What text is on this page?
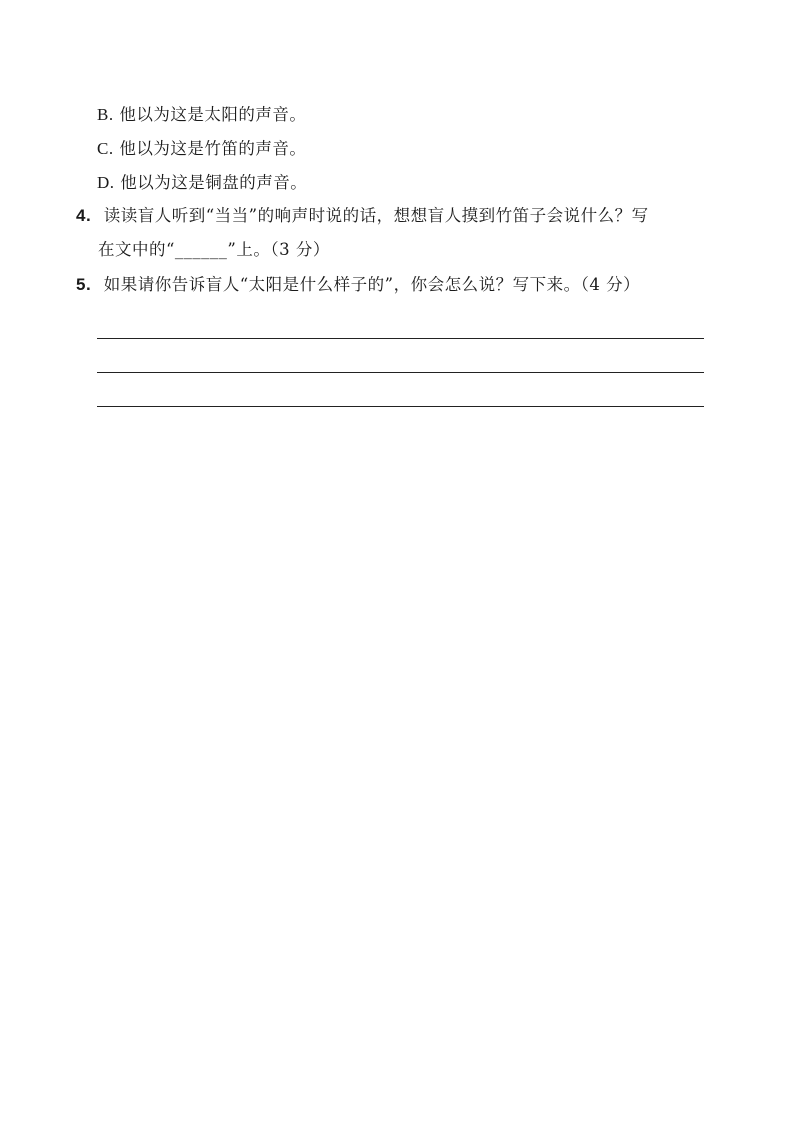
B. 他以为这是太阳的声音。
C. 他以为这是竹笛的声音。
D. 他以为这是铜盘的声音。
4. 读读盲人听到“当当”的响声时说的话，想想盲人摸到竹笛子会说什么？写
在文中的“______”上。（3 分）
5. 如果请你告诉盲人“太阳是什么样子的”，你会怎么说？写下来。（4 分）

++++++++++

▶ _GOAL_
Return every line of the records exactly as given, pictures excluded.

▶ _RESULT FOR THIS EXERCISE_
What text is on this page?
B. 他以为这是太阳的声音。
C. 他以为这是竹笛的声音。
D. 他以为这是铜盘的声音。
4. 读读盲人听到“当当”的响声时说的话，想想盲人摸到竹笛子会说什么？写
在文中的“______”上。（3 分）
5. 如果请你告诉盲人“太阳是什么样子的”，你会怎么说？写下来。（4 分）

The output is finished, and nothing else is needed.